DATA FOR PROCESSING:
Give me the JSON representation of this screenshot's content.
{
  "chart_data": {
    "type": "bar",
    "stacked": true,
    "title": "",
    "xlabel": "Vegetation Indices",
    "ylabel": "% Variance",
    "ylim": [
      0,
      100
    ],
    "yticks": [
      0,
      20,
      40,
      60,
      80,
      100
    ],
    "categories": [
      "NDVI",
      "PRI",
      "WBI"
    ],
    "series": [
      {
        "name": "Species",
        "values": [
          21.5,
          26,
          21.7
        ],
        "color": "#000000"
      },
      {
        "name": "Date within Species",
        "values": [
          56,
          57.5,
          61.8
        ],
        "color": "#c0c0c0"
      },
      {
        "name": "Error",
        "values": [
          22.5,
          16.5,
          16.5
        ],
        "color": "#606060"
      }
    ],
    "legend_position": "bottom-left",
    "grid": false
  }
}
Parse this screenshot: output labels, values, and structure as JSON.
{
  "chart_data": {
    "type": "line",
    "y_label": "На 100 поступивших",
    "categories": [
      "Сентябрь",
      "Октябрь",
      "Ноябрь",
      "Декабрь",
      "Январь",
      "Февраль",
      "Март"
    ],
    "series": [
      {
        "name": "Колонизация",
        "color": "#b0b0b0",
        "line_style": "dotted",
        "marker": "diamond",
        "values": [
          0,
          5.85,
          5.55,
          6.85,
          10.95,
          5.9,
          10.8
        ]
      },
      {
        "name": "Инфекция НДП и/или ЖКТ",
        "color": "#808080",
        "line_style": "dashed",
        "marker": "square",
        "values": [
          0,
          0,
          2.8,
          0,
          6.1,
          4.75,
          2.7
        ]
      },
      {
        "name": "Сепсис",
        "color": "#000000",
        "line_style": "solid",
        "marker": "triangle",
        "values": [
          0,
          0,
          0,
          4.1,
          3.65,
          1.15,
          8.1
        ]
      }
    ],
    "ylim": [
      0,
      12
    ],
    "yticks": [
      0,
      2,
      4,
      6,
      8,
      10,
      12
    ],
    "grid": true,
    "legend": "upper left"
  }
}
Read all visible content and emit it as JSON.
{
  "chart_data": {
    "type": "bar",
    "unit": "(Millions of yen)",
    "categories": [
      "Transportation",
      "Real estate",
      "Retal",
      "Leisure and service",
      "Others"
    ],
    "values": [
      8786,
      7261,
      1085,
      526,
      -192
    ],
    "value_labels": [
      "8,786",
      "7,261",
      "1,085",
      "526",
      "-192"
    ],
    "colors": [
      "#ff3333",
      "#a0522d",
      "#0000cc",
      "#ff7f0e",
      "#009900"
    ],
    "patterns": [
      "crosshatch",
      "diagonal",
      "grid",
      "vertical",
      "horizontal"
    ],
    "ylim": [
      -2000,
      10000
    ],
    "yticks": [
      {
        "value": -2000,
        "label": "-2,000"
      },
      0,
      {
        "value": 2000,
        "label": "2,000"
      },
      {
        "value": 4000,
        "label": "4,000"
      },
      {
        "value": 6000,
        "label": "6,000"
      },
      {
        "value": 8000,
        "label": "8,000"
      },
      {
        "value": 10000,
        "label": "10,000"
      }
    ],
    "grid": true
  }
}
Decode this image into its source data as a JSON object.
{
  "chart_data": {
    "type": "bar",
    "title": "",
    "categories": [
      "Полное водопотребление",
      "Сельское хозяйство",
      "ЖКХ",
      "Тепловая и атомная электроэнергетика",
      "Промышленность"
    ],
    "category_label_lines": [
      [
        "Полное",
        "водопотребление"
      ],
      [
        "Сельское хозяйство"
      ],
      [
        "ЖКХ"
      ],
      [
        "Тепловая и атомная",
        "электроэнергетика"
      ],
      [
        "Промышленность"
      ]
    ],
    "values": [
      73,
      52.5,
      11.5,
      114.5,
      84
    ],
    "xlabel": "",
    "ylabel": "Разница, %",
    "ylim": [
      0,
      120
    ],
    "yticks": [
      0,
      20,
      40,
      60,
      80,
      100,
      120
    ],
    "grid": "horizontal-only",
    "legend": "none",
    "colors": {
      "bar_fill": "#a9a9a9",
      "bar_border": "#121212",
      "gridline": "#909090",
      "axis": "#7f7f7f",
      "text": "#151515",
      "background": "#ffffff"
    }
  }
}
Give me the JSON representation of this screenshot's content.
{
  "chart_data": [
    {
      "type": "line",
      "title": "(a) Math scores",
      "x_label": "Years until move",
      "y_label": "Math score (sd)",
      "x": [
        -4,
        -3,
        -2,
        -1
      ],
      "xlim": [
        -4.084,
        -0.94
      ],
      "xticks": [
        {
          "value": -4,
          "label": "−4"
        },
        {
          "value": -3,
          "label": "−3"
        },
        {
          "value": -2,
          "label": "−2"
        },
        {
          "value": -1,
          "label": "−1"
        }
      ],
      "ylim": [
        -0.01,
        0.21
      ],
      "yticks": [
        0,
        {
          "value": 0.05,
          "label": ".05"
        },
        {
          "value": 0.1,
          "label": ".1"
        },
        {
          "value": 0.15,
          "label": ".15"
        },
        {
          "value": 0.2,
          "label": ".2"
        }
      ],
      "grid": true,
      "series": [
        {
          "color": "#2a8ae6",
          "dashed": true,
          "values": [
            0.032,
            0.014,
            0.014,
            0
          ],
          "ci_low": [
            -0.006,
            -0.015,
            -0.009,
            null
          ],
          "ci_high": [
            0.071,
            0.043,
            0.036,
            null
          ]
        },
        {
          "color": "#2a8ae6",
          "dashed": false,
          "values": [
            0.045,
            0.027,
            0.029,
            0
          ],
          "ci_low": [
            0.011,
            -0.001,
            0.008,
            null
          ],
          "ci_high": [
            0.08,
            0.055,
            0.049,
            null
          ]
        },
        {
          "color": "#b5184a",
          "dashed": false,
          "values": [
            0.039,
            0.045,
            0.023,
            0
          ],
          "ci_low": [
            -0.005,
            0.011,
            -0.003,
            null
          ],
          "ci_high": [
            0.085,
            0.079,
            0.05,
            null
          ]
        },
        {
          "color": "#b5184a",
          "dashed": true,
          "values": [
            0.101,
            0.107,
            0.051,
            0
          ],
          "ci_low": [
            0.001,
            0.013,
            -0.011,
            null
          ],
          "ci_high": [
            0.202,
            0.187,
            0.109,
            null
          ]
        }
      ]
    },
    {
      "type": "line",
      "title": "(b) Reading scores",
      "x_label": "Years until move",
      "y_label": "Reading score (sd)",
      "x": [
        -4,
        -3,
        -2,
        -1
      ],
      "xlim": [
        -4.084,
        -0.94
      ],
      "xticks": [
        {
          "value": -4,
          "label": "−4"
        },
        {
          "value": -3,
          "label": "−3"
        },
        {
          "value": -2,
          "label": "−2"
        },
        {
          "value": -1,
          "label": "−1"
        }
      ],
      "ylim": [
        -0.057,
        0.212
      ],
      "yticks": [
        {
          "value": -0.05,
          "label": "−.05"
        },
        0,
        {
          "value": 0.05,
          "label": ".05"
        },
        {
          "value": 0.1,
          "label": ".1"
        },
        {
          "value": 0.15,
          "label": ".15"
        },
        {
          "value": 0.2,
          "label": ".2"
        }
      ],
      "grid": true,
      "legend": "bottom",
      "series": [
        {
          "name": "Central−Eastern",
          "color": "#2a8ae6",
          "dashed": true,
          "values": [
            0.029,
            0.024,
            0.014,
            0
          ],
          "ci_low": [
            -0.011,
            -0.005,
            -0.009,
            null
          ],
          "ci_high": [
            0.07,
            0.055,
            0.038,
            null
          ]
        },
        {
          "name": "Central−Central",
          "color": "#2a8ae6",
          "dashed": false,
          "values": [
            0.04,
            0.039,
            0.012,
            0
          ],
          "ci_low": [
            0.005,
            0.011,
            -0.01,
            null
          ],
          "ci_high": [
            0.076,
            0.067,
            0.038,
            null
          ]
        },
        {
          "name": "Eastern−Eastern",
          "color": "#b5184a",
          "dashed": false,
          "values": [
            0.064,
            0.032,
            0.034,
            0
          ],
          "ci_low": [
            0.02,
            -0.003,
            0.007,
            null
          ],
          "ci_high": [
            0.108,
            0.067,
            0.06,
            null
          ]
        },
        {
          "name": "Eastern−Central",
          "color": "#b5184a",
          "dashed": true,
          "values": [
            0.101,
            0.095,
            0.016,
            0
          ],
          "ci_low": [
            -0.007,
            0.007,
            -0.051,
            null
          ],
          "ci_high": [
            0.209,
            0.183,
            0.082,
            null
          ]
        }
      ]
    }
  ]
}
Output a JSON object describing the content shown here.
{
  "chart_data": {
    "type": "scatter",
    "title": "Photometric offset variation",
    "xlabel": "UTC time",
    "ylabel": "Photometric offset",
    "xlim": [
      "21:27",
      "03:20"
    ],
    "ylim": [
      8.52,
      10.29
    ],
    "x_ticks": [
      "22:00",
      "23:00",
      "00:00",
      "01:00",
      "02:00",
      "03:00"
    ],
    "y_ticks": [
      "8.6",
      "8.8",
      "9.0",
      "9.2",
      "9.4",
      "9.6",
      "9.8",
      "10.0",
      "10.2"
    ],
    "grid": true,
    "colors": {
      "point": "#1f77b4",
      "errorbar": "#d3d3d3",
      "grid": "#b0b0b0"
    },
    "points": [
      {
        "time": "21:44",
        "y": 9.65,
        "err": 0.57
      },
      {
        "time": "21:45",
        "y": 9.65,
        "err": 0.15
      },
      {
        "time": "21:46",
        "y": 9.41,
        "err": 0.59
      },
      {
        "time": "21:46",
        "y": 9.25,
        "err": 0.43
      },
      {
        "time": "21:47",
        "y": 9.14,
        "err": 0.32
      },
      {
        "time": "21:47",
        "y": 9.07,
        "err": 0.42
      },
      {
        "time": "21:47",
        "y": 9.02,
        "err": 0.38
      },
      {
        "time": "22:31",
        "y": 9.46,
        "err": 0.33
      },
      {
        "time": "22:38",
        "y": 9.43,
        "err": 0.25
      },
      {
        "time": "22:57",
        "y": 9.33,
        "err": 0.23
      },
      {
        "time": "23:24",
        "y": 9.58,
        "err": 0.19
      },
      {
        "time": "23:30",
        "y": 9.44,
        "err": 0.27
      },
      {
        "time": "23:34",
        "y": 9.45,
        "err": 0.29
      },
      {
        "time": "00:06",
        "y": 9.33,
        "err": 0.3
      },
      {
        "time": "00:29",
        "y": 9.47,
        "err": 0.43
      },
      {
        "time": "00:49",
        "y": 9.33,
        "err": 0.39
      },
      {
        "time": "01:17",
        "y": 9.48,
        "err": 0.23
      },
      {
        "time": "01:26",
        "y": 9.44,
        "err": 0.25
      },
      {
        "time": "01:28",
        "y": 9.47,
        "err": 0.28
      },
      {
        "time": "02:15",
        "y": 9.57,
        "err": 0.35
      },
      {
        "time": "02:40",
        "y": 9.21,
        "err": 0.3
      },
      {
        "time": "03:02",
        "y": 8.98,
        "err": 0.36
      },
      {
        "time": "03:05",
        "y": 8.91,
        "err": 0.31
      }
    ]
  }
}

GOAL: Work out how many lines of the data above contain the string "хозяйство" and give the number alone.

SOLUTION BELOW: 2